-- Direction --
Find the word "this" in the data. Return every line where it appears.

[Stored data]
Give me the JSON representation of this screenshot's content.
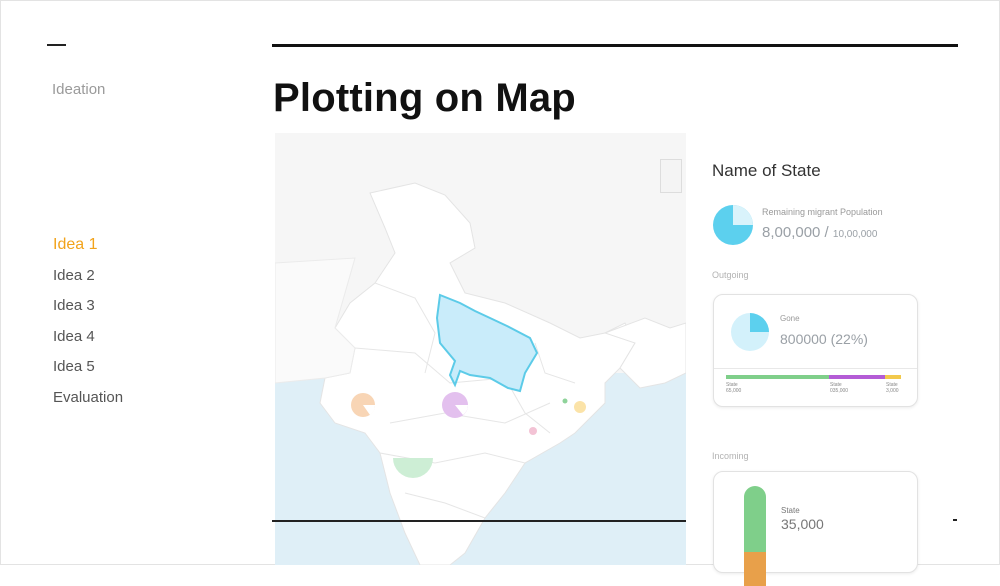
{
  "sidebar": {
    "section_label": "Ideation",
    "items": [
      {
        "label": "Idea 1",
        "active": true
      },
      {
        "label": "Idea 2",
        "active": false
      },
      {
        "label": "Idea 3",
        "active": false
      },
      {
        "label": "Idea 4",
        "active": false
      },
      {
        "label": "Idea 5",
        "active": false
      },
      {
        "label": "Evaluation",
        "active": false
      }
    ]
  },
  "main": {
    "title": "Plotting on Map"
  },
  "info": {
    "state_name": "Name of State",
    "remaining_label": "Remaining migrant Population",
    "remaining_value": "8,00,000",
    "remaining_sep": " / ",
    "remaining_total": "10,00,000",
    "outgoing_label": "Outgoing",
    "gone_label": "Gone",
    "gone_value": "800000",
    "gone_percent": "(22%)",
    "bar_labels": [
      {
        "name": "State",
        "value": "65,000"
      },
      {
        "name": "State",
        "value": "035,000"
      },
      {
        "name": "State",
        "value": "3,000"
      }
    ],
    "incoming_label": "Incoming",
    "incoming_state": "State",
    "incoming_value": "35,000"
  },
  "colors": {
    "accent": "#f2a31b",
    "highlight_state": "#c9ecfa",
    "highlight_stroke": "#5ccbe8",
    "pie_blue": "#5cd0ee",
    "bar_green": "#7fcf8a",
    "bar_purple": "#b45cd6",
    "bar_yellow": "#f2c94c",
    "bar_orange": "#e8a04a"
  }
}
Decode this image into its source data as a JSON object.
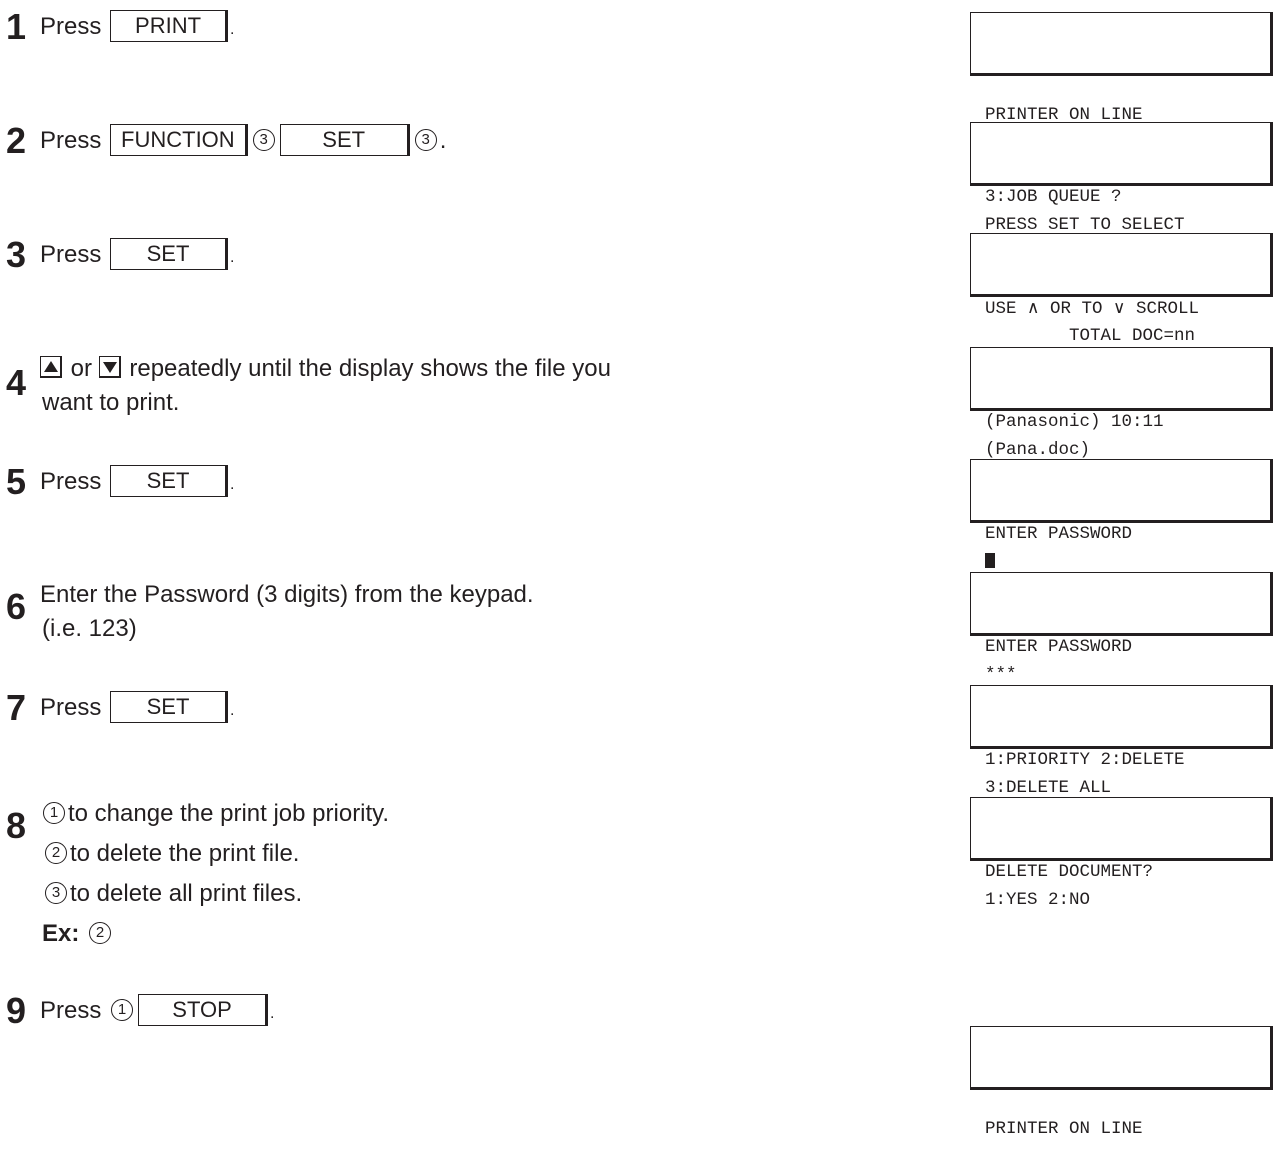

-- Solution to the problem --
Give me the JSON representation of this screenshot's content.
Decode this image into its source data as a JSON object.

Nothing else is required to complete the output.